> **STORED DATA**:
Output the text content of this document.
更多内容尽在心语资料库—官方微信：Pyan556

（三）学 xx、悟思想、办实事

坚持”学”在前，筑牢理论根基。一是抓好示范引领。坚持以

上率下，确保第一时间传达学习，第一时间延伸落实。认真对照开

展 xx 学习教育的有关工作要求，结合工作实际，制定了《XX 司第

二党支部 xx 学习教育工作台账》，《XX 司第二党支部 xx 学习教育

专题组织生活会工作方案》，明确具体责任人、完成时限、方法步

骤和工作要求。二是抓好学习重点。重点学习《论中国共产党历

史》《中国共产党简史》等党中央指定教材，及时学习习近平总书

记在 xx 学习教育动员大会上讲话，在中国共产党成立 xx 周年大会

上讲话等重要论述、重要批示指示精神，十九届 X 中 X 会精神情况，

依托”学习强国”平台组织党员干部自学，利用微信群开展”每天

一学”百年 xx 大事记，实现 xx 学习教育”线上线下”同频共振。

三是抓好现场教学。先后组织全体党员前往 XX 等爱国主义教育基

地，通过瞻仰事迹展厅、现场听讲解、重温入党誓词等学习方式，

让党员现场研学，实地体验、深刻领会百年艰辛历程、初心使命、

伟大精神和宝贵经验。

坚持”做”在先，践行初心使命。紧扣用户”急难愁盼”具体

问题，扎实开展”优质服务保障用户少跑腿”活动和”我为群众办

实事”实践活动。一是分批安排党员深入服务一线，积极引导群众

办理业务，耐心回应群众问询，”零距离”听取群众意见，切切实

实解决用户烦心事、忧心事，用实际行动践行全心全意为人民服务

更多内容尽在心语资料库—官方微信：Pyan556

> **WRITTEN REQUEST**: Using the data above, return each line exactly as written.

> **PROBLEM SOLUTION**:
Output the text content of this document.
更多内容尽在心语资料库—官方微信：Pyan556

（三）学 xx、悟思想、办实事

坚持”学”在前，筑牢理论根基。一是抓好示范引领。坚持以

上率下，确保第一时间传达学习，第一时间延伸落实。认真对照开

展 xx 学习教育的有关工作要求，结合工作实际，制定了《XX 司第

二党支部 xx 学习教育工作台账》，《XX 司第二党支部 xx 学习教育

专题组织生活会工作方案》，明确具体责任人、完成时限、方法步

骤和工作要求。二是抓好学习重点。重点学习《论中国共产党历

史》《中国共产党简史》等党中央指定教材，及时学习习近平总书

记在 xx 学习教育动员大会上讲话，在中国共产党成立 xx 周年大会

上讲话等重要论述、重要批示指示精神，十九届 X 中 X 会精神情况，

依托”学习强国”平台组织党员干部自学，利用微信群开展”每天

一学”百年 xx 大事记，实现 xx 学习教育”线上线下”同频共振。

三是抓好现场教学。先后组织全体党员前往 XX 等爱国主义教育基

地，通过瞻仰事迹展厅、现场听讲解、重温入党誓词等学习方式，

让党员现场研学，实地体验、深刻领会百年艰辛历程、初心使命、

伟大精神和宝贵经验。

坚持”做”在先，践行初心使命。紧扣用户”急难愁盼”具体

问题，扎实开展”优质服务保障用户少跑腿”活动和”我为群众办

实事”实践活动。一是分批安排党员深入服务一线，积极引导群众

办理业务，耐心回应群众问询，”零距离”听取群众意见，切切实

实解决用户烦心事、忧心事，用实际行动践行全心全意为人民服务

更多内容尽在心语资料库—官方微信：Pyan556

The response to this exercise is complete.